Task brief
Search the material below for the string "descent" and list each line that holds it.

(Dataset entries on figures)
»»

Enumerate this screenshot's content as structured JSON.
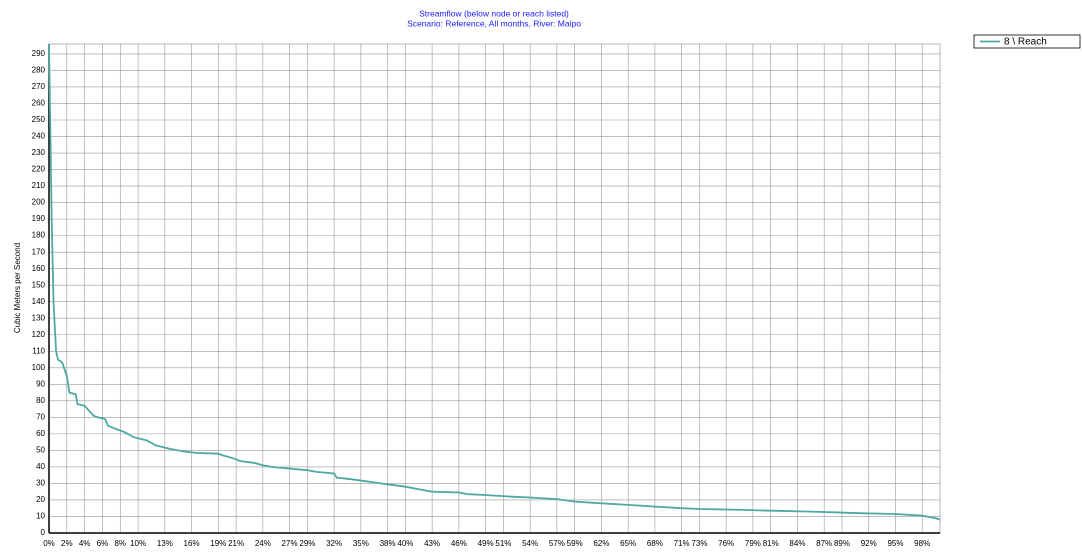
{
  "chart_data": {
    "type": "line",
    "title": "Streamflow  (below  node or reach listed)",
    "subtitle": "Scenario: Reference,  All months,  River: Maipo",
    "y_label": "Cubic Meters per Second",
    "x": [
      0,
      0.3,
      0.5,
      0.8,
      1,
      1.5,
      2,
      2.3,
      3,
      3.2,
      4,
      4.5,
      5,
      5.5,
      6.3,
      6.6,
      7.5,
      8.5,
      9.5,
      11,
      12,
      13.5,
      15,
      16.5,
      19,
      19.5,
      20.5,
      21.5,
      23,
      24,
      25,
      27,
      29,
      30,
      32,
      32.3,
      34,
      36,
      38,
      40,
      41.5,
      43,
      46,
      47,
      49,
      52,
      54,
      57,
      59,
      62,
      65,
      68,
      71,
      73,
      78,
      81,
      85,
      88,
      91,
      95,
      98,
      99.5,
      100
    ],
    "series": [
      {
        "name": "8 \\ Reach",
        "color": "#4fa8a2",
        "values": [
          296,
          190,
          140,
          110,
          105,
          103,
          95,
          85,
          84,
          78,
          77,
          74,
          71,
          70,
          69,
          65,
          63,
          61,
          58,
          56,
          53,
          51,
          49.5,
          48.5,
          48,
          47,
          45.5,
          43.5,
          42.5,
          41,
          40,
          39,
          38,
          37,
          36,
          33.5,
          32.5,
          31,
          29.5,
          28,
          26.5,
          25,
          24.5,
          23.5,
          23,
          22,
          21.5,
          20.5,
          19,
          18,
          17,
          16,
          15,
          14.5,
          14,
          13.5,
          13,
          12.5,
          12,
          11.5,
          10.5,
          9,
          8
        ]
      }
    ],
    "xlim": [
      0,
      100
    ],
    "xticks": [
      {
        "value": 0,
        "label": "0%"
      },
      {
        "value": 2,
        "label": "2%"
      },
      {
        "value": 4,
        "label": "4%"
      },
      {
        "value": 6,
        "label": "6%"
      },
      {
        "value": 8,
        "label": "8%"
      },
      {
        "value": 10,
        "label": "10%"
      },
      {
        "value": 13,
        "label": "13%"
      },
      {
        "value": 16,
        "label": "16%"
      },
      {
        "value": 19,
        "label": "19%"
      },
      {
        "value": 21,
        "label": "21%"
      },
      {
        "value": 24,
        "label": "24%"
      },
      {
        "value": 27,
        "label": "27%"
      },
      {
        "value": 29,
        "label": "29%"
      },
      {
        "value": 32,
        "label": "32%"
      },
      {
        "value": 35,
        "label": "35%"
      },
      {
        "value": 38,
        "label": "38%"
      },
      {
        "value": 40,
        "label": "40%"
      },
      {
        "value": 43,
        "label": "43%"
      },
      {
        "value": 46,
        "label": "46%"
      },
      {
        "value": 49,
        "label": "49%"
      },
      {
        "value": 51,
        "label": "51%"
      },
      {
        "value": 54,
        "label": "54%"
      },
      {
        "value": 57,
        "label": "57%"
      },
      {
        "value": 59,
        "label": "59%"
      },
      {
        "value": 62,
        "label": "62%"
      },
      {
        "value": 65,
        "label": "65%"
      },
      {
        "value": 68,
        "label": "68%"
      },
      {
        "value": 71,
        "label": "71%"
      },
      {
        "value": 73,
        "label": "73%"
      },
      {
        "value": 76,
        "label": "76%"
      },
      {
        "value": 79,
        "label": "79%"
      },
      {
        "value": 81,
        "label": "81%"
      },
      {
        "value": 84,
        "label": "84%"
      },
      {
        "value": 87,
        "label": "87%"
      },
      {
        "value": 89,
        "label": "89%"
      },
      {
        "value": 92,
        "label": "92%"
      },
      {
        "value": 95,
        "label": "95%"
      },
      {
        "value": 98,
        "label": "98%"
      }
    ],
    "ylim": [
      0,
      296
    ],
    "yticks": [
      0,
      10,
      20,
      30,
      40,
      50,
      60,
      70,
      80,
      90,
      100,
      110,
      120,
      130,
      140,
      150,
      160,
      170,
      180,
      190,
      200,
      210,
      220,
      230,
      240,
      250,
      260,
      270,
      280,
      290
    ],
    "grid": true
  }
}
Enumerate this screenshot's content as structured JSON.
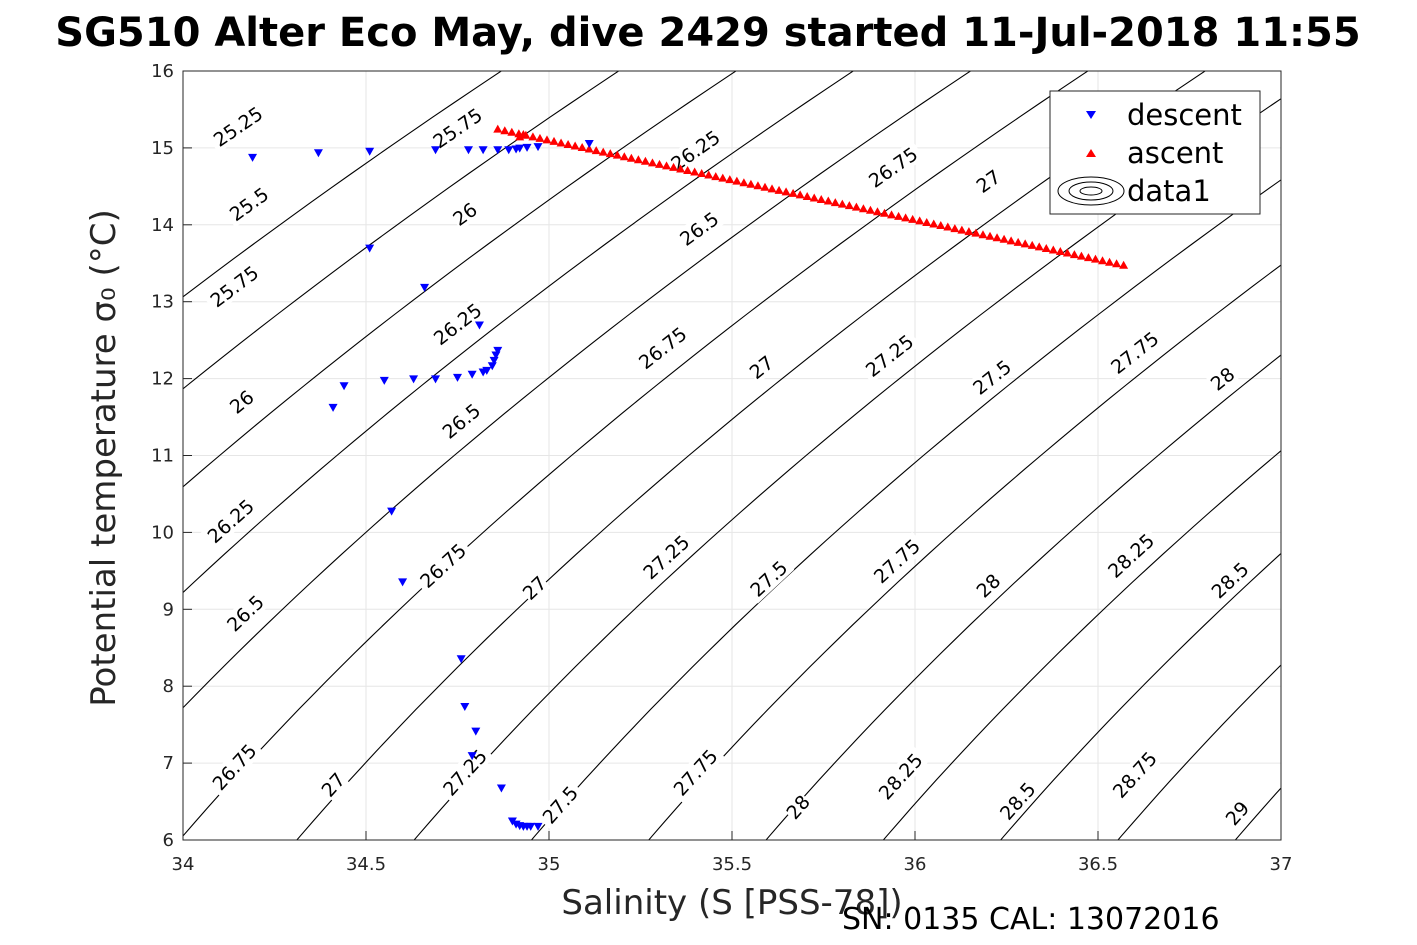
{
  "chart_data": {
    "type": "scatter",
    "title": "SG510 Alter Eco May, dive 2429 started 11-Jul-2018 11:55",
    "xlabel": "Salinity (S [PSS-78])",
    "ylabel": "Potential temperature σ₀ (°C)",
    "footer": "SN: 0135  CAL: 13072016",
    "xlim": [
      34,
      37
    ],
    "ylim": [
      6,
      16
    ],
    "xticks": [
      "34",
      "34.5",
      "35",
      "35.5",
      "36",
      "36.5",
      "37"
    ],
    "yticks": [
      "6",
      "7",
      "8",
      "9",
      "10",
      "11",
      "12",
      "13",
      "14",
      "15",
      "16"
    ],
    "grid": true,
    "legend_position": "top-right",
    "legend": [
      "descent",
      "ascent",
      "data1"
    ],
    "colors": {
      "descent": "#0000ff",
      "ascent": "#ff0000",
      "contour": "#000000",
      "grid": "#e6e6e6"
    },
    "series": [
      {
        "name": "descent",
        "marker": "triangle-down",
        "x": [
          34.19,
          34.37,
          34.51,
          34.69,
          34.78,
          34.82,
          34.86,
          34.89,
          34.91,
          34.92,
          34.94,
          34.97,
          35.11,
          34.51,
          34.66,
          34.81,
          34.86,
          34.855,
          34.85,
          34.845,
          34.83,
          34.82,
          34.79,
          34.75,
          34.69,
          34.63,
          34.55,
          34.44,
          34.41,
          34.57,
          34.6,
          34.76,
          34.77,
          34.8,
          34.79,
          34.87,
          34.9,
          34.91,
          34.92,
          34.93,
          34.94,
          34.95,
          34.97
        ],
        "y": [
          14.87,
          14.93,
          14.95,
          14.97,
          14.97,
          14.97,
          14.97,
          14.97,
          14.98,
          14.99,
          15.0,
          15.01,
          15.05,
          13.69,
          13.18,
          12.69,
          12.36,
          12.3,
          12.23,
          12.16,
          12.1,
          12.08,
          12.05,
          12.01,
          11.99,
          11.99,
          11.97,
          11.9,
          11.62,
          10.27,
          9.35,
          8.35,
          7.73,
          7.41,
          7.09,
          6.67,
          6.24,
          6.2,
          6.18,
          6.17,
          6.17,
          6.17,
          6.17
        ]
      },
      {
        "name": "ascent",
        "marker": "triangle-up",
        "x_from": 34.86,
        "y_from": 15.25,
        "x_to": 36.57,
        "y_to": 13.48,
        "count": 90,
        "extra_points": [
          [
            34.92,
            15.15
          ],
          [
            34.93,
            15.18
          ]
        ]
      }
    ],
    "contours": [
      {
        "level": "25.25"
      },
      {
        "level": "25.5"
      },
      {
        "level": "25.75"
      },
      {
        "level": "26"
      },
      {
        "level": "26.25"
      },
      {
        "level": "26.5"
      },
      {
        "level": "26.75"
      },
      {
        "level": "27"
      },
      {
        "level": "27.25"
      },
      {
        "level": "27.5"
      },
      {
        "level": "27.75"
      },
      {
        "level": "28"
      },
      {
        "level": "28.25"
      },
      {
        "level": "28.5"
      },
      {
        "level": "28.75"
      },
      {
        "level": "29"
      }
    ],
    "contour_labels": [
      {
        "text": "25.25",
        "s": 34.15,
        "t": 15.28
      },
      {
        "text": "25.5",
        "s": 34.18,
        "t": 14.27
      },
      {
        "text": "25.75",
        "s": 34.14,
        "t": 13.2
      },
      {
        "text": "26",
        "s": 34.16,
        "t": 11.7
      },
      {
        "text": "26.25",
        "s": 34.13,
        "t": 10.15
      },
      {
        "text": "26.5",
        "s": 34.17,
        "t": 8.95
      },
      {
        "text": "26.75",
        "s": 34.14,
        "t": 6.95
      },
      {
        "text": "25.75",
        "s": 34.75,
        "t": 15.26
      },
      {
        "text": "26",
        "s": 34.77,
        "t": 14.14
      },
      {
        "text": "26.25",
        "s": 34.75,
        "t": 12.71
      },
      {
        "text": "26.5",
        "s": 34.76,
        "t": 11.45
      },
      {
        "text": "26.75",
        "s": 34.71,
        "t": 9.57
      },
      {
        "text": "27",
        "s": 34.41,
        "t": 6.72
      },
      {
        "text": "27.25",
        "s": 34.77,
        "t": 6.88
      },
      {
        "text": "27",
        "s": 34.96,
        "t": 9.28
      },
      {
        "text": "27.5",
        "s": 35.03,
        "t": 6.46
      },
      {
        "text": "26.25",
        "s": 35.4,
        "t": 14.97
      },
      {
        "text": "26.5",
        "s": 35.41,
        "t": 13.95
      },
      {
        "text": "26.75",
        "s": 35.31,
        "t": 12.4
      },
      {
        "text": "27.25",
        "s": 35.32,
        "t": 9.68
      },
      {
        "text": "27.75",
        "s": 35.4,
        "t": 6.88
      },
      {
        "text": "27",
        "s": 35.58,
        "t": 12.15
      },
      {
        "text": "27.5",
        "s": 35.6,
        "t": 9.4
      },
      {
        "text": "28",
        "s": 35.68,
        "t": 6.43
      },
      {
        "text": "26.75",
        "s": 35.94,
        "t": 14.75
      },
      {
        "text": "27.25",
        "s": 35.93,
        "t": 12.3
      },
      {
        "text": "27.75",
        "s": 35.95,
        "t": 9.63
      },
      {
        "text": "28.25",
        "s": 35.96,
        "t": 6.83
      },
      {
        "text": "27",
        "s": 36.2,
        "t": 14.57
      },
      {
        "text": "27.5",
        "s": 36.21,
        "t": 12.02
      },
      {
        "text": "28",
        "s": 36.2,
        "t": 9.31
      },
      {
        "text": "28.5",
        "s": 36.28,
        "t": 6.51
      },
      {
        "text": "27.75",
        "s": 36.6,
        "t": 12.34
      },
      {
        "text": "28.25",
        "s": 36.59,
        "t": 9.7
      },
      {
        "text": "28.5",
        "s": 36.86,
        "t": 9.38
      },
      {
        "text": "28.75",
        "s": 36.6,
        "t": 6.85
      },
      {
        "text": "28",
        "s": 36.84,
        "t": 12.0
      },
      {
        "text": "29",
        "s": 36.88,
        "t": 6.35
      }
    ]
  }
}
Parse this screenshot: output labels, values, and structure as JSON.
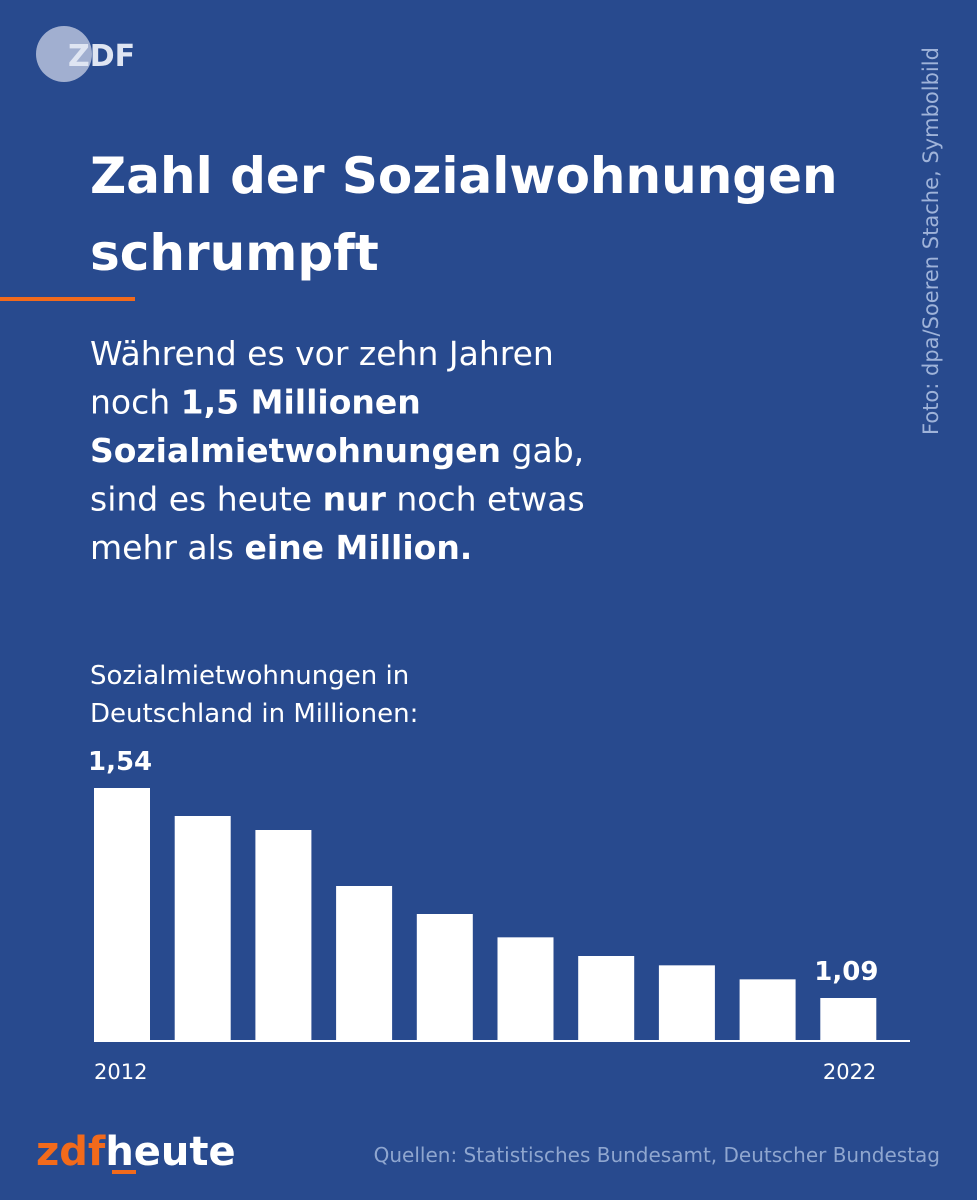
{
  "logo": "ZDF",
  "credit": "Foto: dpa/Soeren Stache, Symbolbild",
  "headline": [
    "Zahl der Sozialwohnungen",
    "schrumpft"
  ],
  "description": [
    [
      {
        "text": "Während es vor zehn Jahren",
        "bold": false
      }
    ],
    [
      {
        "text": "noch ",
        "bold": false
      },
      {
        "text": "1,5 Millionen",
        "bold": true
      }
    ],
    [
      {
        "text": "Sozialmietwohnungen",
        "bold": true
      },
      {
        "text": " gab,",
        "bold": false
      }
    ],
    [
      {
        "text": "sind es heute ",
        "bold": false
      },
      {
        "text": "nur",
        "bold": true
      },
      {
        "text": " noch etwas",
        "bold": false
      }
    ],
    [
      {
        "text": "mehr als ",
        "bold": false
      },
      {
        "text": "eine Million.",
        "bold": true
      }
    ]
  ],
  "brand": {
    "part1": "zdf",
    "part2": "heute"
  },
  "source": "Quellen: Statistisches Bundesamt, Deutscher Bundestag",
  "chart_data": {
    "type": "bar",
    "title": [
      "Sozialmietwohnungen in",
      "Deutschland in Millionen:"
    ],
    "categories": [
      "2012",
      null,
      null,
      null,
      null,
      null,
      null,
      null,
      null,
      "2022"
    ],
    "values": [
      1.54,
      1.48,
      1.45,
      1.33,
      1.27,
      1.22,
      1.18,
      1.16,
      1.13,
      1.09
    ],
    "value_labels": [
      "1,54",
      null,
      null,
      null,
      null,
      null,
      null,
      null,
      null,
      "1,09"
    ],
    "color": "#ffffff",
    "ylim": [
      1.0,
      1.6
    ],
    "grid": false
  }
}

««

Worked answer
      "descent",
      "descent": "#0000ff",
        "name": "descent",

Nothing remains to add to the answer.